# [Short task]
Exclude images, then output the remaining data verbatim.

# [Records for the exercise]

[Start]

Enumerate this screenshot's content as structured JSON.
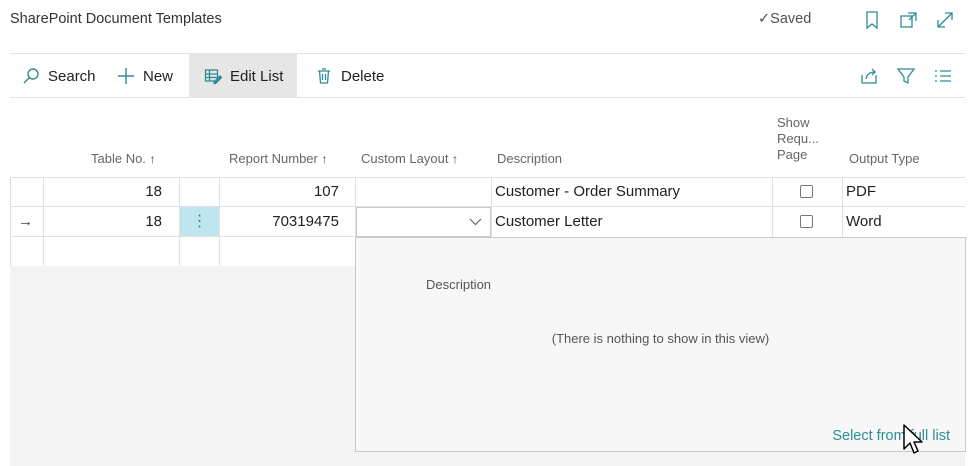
{
  "titlebar": {
    "title": "SharePoint Document Templates",
    "saved_label": "Saved",
    "icons": [
      "bookmark-icon",
      "open-in-new-window-icon",
      "expand-icon"
    ]
  },
  "actions": {
    "search": "Search",
    "new": "New",
    "edit_list": "Edit List",
    "delete": "Delete",
    "right_icons": [
      "share-icon",
      "filter-icon",
      "list-view-icon"
    ]
  },
  "columns": {
    "table_no": "Table No.",
    "report_number": "Report Number",
    "custom_layout": "Custom Layout",
    "description": "Description",
    "show_request_page_line1": "Show",
    "show_request_page_line2": "Requ...",
    "show_request_page_line3": "Page",
    "output_type": "Output Type",
    "sort_glyph": "↑"
  },
  "rows": [
    {
      "table_no": "18",
      "report_number": "107",
      "custom_layout": "",
      "description": "Customer - Order Summary",
      "show_request_page": false,
      "output_type": "PDF",
      "current": false
    },
    {
      "table_no": "18",
      "report_number": "70319475",
      "custom_layout": "",
      "description": "Customer Letter",
      "show_request_page": false,
      "output_type": "Word",
      "current": true
    }
  ],
  "row_marker": "→",
  "row_menu_glyph": "⋮",
  "dropdown": {
    "column_header": "Description",
    "empty_message": "(There is nothing to show in this view)",
    "select_full_list": "Select from full list"
  },
  "colors": {
    "accent": "#2e8c95",
    "selected_cell": "#bfe6ee",
    "active_action": "#e6e6e6"
  }
}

[End]

# [Task result]
Enumerate this screenshot's content as structured JSON.
{
  "titlebar": {
    "title": "SharePoint Document Templates",
    "saved_label": "Saved",
    "icons": [
      "bookmark-icon",
      "open-in-new-window-icon",
      "expand-icon"
    ]
  },
  "actions": {
    "search": "Search",
    "new": "New",
    "edit_list": "Edit List",
    "delete": "Delete",
    "right_icons": [
      "share-icon",
      "filter-icon",
      "list-view-icon"
    ]
  },
  "columns": {
    "table_no": "Table No.",
    "report_number": "Report Number",
    "custom_layout": "Custom Layout",
    "description": "Description",
    "show_request_page_line1": "Show",
    "show_request_page_line2": "Requ...",
    "show_request_page_line3": "Page",
    "output_type": "Output Type",
    "sort_glyph": "↑"
  },
  "rows": [
    {
      "table_no": "18",
      "report_number": "107",
      "custom_layout": "",
      "description": "Customer - Order Summary",
      "show_request_page": false,
      "output_type": "PDF",
      "current": false
    },
    {
      "table_no": "18",
      "report_number": "70319475",
      "custom_layout": "",
      "description": "Customer Letter",
      "show_request_page": false,
      "output_type": "Word",
      "current": true
    }
  ],
  "row_marker": "→",
  "row_menu_glyph": "⋮",
  "dropdown": {
    "column_header": "Description",
    "empty_message": "(There is nothing to show in this view)",
    "select_full_list": "Select from full list"
  },
  "colors": {
    "accent": "#2e8c95",
    "selected_cell": "#bfe6ee",
    "active_action": "#e6e6e6"
  }
}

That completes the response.